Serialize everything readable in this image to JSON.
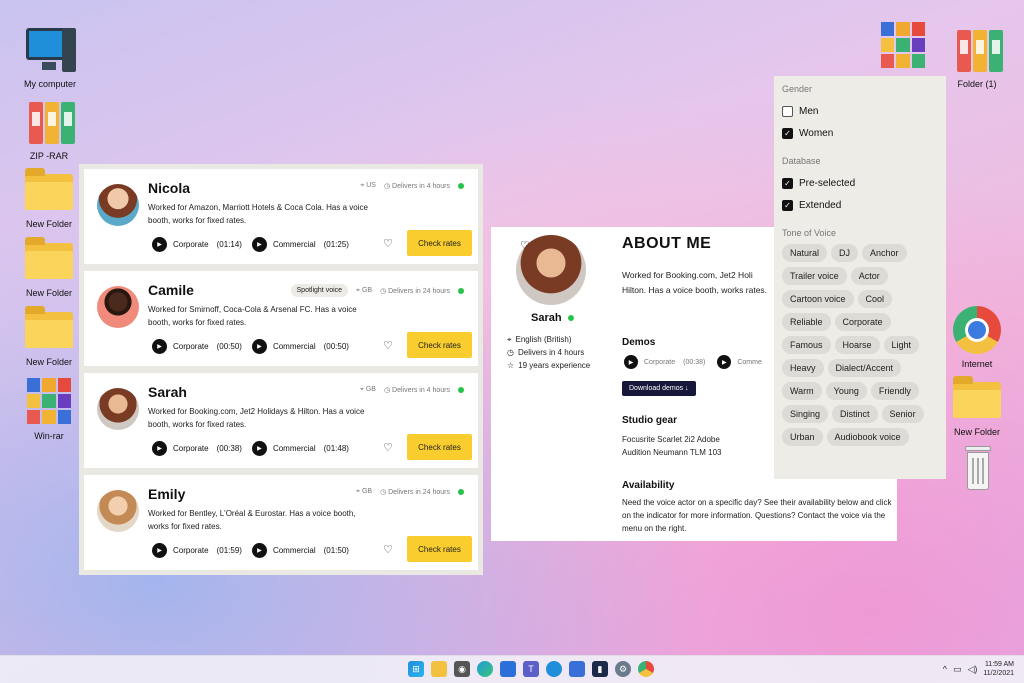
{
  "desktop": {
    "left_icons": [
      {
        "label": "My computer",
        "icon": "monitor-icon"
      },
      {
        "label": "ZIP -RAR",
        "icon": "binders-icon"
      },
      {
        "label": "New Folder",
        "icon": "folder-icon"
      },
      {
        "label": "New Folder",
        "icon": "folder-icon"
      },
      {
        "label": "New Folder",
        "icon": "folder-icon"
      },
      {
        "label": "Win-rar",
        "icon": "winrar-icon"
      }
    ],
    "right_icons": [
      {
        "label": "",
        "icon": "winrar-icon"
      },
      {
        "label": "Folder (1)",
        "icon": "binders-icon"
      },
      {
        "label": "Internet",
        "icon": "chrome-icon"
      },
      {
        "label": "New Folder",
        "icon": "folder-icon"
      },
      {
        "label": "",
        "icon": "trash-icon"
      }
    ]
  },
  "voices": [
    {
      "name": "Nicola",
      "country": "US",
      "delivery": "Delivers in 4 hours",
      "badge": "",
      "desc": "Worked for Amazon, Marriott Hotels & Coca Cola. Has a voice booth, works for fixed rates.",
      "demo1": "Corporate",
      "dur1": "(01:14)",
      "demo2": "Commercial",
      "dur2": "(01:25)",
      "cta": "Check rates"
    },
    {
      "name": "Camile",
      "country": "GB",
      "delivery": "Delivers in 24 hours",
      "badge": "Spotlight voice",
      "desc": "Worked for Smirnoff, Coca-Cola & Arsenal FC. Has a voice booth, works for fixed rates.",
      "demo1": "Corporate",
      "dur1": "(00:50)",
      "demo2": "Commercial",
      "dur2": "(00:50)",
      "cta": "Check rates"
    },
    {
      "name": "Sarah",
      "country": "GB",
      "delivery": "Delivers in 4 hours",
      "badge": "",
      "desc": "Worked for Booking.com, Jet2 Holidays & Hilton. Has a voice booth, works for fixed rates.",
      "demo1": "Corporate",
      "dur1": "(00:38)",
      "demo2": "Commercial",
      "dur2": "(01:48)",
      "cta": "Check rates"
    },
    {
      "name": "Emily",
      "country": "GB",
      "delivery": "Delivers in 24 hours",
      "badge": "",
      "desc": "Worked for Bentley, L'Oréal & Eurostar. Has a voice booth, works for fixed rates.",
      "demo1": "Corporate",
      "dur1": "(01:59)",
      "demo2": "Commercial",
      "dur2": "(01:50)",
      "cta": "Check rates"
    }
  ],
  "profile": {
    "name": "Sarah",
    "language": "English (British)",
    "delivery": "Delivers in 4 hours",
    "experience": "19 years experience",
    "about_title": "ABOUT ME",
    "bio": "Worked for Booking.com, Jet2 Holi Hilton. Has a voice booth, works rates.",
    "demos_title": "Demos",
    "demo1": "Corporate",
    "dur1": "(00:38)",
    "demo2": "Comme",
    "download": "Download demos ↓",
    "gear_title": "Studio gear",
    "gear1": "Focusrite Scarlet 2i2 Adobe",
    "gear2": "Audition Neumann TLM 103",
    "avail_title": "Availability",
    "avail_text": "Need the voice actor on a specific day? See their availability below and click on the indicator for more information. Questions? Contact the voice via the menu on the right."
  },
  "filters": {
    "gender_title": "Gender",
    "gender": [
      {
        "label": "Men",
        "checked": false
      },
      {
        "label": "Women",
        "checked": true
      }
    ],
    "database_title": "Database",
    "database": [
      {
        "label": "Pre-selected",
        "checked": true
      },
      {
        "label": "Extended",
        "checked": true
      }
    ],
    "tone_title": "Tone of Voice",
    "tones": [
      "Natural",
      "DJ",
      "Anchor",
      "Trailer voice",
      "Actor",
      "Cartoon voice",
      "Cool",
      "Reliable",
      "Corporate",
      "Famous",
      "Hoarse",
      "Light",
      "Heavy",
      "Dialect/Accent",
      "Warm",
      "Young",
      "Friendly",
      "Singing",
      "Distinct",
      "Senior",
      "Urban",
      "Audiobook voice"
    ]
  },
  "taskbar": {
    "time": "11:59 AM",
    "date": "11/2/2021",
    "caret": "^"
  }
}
++++++
Determine how many lines in the data above contain the string "works". Give nothing except the number.

5